- **Stated problem**:
Pick out each line containing the string "minutes".

- **Records provided**:
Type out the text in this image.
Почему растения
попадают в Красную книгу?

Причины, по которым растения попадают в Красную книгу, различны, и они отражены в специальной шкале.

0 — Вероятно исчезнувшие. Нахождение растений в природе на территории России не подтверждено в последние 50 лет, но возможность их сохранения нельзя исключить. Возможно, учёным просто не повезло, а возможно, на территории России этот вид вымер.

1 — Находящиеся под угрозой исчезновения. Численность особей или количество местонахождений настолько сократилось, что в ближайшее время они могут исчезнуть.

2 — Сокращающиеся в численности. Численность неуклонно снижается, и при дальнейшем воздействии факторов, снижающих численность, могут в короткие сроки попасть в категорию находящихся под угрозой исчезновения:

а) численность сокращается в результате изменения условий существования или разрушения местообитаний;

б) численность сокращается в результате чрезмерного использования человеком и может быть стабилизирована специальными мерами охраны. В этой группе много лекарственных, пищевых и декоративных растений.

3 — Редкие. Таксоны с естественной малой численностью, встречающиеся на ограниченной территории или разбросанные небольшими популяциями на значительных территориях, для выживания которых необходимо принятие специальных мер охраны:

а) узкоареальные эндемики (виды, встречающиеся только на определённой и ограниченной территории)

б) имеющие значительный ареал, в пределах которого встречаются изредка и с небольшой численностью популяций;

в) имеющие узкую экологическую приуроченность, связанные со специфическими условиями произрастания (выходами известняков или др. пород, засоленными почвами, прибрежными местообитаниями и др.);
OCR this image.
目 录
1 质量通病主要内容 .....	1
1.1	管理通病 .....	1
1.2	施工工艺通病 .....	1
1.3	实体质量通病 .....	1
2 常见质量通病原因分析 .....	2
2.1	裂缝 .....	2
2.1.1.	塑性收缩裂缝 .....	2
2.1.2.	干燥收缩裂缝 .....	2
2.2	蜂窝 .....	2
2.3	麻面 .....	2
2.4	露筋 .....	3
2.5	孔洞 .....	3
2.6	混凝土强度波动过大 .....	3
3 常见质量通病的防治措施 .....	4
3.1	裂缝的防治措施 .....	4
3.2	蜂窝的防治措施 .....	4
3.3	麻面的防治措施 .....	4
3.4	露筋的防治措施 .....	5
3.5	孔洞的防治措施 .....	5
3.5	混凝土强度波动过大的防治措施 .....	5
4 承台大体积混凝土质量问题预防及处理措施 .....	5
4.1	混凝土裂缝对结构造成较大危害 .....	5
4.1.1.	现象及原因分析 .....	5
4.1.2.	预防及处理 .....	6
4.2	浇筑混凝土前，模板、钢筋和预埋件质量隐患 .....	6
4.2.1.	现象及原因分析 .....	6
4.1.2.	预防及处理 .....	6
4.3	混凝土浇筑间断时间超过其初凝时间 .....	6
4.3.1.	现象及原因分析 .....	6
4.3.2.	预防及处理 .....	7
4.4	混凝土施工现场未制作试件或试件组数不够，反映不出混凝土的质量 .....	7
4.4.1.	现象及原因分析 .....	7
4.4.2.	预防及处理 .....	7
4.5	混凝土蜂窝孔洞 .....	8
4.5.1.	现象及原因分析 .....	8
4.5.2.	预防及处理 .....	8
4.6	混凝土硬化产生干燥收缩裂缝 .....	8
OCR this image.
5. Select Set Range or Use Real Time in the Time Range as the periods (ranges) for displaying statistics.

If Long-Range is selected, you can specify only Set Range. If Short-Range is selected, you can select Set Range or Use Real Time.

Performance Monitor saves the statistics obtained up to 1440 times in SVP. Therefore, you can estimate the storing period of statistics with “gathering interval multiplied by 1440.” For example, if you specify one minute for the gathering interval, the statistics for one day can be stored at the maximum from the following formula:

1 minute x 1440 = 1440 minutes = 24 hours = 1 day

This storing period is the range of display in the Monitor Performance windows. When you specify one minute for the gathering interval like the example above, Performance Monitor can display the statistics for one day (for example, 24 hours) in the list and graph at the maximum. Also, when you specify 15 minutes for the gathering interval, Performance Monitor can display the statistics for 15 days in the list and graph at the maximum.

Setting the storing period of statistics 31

- **Complete answer**:
1 minute x 1440 = 1440 minutes = 24 hours = 1 day
This storing period is the range of display in the Monitor Performance windows. When you specify one minute for the gathering interval like the example above, Performance Monitor can display the statistics for one day (for example, 24 hours) in the list and graph at the maximum. Also, when you specify 15 minutes for the gathering interval, Performance Monitor can display the statistics for 15 days in the list and graph at the maximum.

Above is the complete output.